Source data:
• • • • •
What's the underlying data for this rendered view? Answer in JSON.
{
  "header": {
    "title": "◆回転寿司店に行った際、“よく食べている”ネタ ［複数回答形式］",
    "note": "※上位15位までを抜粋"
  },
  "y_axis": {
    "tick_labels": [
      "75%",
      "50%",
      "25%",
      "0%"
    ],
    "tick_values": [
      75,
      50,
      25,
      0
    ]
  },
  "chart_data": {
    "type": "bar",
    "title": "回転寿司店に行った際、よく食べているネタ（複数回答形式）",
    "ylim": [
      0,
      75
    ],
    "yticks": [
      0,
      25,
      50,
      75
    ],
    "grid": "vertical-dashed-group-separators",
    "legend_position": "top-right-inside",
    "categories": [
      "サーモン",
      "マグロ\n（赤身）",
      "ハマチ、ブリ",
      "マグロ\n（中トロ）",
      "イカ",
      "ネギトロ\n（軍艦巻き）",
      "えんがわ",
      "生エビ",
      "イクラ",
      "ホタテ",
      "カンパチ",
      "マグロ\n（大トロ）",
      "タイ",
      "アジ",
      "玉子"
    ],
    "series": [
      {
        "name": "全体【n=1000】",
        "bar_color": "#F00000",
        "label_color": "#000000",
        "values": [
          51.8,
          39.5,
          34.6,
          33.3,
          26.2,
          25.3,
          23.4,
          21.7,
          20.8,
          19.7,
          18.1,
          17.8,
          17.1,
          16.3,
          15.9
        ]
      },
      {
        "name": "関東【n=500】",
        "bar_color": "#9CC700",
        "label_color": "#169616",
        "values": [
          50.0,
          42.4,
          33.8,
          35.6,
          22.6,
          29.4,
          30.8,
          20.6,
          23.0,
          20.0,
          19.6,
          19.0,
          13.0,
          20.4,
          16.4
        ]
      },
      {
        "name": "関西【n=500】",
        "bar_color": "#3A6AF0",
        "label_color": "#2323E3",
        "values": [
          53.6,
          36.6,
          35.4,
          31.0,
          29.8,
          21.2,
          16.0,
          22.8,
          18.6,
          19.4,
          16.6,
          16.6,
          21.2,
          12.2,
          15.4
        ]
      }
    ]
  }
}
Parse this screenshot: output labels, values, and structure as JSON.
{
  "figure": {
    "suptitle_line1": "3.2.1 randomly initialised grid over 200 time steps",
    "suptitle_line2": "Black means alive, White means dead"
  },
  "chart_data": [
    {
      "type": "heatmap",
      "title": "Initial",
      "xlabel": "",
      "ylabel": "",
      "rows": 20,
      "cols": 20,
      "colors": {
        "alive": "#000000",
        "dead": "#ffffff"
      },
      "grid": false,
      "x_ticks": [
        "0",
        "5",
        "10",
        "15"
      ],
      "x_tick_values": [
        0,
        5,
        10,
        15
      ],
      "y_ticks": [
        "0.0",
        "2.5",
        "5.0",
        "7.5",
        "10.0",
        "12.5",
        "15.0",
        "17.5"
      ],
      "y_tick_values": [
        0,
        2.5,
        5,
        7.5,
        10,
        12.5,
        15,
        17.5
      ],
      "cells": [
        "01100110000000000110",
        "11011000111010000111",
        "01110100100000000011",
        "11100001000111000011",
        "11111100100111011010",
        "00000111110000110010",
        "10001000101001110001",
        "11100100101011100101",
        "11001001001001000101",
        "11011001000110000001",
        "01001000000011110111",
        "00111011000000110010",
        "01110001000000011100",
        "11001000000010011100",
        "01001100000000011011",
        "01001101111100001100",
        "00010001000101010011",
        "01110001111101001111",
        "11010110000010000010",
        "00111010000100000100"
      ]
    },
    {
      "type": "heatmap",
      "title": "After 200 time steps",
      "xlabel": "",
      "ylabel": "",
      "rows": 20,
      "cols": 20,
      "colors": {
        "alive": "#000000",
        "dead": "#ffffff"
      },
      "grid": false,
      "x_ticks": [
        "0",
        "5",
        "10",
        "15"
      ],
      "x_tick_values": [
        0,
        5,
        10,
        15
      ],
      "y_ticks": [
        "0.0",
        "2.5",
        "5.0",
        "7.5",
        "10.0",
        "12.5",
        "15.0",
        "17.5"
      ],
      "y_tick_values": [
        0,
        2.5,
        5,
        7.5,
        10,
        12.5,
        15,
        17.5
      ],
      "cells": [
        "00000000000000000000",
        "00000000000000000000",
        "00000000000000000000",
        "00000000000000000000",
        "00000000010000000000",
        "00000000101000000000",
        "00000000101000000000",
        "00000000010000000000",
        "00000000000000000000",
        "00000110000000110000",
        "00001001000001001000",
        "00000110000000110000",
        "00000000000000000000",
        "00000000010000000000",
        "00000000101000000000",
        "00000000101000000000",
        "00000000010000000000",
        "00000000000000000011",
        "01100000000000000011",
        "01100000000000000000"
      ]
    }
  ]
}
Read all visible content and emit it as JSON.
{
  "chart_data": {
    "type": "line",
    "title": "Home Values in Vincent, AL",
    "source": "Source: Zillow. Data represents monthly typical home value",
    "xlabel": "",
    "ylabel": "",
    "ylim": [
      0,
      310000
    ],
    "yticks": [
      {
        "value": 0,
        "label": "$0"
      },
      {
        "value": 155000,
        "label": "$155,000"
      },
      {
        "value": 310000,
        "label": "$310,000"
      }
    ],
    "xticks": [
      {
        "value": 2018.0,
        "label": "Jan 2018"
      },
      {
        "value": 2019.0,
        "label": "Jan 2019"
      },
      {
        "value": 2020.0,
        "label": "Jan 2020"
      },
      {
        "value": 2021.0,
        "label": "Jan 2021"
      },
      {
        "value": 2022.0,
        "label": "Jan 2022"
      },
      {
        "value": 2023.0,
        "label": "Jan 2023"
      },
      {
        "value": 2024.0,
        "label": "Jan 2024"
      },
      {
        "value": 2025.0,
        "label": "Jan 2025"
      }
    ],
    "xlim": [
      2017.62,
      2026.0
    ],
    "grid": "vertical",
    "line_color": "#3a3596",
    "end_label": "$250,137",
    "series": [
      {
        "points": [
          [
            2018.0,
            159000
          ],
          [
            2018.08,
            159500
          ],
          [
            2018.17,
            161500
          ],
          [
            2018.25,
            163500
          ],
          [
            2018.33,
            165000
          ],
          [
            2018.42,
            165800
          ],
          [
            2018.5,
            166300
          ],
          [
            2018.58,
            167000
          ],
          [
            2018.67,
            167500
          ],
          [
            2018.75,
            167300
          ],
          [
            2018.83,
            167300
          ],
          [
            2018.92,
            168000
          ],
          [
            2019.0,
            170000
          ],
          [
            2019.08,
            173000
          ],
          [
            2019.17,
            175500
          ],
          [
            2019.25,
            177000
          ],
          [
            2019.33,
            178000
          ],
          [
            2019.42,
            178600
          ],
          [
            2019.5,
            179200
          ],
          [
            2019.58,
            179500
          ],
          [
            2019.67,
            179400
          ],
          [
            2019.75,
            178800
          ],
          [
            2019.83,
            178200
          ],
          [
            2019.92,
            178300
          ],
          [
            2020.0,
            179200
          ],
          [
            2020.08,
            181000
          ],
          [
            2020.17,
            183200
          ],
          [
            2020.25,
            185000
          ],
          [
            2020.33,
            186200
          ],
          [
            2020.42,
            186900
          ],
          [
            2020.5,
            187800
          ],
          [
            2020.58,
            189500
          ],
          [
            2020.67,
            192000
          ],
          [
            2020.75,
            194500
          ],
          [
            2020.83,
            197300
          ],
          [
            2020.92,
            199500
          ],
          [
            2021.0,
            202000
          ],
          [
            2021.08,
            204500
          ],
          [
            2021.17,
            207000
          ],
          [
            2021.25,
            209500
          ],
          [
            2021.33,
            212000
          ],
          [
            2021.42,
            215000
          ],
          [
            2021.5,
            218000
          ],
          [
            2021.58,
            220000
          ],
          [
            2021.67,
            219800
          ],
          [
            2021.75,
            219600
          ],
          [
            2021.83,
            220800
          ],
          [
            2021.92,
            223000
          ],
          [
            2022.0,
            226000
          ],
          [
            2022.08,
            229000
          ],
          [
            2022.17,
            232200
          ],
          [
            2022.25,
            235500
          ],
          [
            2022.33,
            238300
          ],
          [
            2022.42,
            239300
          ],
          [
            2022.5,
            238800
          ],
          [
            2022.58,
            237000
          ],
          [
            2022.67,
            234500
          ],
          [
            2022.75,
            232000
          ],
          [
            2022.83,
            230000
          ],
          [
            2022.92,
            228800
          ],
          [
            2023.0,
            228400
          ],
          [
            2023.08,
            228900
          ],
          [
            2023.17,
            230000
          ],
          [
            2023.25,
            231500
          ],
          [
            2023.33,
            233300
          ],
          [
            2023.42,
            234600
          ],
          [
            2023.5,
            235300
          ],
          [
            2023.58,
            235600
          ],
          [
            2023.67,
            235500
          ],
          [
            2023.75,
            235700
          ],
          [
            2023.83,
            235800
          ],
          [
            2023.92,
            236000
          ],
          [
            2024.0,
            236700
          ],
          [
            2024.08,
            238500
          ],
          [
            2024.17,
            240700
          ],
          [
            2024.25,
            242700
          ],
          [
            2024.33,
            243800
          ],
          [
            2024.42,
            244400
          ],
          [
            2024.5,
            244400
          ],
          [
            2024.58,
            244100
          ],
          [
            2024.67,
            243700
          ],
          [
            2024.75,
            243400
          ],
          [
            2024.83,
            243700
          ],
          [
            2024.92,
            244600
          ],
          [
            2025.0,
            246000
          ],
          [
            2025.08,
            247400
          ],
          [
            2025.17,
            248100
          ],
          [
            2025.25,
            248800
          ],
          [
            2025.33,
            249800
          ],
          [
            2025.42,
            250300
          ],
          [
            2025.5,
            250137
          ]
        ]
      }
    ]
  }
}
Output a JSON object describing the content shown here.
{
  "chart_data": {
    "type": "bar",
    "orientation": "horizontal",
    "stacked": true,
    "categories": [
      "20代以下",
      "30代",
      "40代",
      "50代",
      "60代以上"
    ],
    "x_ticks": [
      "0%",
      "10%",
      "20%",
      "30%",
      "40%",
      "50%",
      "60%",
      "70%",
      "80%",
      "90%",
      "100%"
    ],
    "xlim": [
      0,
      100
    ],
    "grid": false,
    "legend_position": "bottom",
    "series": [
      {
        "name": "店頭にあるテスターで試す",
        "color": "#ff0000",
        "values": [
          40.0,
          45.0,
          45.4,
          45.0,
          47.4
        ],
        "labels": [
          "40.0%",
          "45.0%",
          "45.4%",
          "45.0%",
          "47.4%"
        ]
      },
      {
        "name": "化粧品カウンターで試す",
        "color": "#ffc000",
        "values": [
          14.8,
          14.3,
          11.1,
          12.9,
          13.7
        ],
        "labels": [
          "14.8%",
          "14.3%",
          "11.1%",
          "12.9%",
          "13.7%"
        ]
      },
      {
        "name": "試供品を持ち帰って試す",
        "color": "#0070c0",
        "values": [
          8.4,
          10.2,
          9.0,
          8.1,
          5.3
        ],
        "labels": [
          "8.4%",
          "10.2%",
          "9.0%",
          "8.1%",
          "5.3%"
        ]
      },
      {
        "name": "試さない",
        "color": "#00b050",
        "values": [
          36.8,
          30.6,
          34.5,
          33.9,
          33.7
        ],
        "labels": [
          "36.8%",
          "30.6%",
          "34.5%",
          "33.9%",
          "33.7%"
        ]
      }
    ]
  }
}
• • • • •
**Directive**: Gather every line from the listing above in which the word "回転寿司店に行った際" appears.

**Result of the task**:
    "title": "◆回転寿司店に行った際、“よく食べている”ネタ ［複数回答形式］",
    "title": "回転寿司店に行った際、よく食べているネタ（複数回答形式）",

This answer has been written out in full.